Can you quote exactly the stretch of lines from the one with "Extract the structured" through the final line of the material, both ends included?

>>>

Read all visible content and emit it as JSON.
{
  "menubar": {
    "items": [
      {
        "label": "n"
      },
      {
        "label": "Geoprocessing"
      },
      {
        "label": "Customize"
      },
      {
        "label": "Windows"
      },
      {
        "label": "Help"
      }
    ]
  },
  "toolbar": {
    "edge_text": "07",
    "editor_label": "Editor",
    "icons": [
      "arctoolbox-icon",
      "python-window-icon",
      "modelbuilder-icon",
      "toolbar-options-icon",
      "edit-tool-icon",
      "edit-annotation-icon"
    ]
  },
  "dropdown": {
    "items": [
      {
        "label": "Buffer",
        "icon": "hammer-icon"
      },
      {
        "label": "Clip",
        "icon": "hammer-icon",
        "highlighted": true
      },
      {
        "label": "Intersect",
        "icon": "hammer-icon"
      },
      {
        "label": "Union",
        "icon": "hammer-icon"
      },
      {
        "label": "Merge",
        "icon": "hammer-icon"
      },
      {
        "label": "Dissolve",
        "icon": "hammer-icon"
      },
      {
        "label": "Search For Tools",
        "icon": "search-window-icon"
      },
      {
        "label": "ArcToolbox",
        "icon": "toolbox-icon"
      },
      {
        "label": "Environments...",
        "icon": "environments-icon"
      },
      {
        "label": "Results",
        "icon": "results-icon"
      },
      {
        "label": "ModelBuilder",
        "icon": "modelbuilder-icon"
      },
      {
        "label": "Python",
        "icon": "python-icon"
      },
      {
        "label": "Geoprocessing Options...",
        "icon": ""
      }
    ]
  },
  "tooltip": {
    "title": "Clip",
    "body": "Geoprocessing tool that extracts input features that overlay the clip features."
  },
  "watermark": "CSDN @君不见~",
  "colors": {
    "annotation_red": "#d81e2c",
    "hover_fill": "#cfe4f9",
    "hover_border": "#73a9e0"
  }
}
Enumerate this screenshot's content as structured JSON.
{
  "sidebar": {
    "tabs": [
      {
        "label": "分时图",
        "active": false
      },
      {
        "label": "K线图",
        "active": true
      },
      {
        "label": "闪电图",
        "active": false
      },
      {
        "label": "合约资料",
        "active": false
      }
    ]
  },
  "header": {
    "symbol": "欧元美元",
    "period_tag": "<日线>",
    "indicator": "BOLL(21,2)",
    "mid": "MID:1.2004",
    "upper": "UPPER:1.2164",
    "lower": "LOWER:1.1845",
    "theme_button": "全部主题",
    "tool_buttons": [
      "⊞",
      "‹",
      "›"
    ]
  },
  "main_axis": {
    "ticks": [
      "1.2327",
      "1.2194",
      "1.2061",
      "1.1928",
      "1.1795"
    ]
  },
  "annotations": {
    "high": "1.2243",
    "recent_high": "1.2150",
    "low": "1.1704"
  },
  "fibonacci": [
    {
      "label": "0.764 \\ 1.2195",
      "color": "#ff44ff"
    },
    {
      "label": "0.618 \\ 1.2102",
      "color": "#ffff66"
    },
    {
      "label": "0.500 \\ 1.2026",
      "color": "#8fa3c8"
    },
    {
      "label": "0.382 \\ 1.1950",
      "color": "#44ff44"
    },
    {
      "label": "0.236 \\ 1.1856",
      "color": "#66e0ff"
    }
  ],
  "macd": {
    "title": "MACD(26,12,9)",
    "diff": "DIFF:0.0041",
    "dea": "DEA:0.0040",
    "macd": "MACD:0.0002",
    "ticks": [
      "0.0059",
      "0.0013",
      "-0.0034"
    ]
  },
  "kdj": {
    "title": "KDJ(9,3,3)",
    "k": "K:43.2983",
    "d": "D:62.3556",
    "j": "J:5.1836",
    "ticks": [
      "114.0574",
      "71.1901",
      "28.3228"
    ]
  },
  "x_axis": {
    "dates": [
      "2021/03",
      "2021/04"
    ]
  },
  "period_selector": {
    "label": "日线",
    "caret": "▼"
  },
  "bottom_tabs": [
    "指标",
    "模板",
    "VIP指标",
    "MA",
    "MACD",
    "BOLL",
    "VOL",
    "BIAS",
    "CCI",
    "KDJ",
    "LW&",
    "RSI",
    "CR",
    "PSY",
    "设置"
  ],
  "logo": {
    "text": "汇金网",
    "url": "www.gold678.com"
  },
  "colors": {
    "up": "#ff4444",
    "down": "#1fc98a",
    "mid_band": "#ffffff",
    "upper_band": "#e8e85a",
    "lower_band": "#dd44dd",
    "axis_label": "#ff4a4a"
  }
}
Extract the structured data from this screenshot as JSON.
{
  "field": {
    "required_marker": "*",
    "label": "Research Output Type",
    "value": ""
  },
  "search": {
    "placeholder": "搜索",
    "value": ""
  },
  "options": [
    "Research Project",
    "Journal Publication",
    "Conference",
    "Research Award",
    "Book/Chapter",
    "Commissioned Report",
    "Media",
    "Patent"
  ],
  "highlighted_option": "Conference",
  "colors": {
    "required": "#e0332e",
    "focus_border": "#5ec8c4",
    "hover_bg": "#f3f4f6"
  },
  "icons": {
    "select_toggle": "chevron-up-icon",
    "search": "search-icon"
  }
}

<<<

Correct answer:
Extract the structured data from this screenshot as JSON.
{
  "field": {
    "required_marker": "*",
    "label": "Research Output Type",
    "value": ""
  },
  "search": {
    "placeholder": "搜索",
    "value": ""
  },
  "options": [
    "Research Project",
    "Journal Publication",
    "Conference",
    "Research Award",
    "Book/Chapter",
    "Commissioned Report",
    "Media",
    "Patent"
  ],
  "highlighted_option": "Conference",
  "colors": {
    "required": "#e0332e",
    "focus_border": "#5ec8c4",
    "hover_bg": "#f3f4f6"
  },
  "icons": {
    "select_toggle": "chevron-up-icon",
    "search": "search-icon"
  }
}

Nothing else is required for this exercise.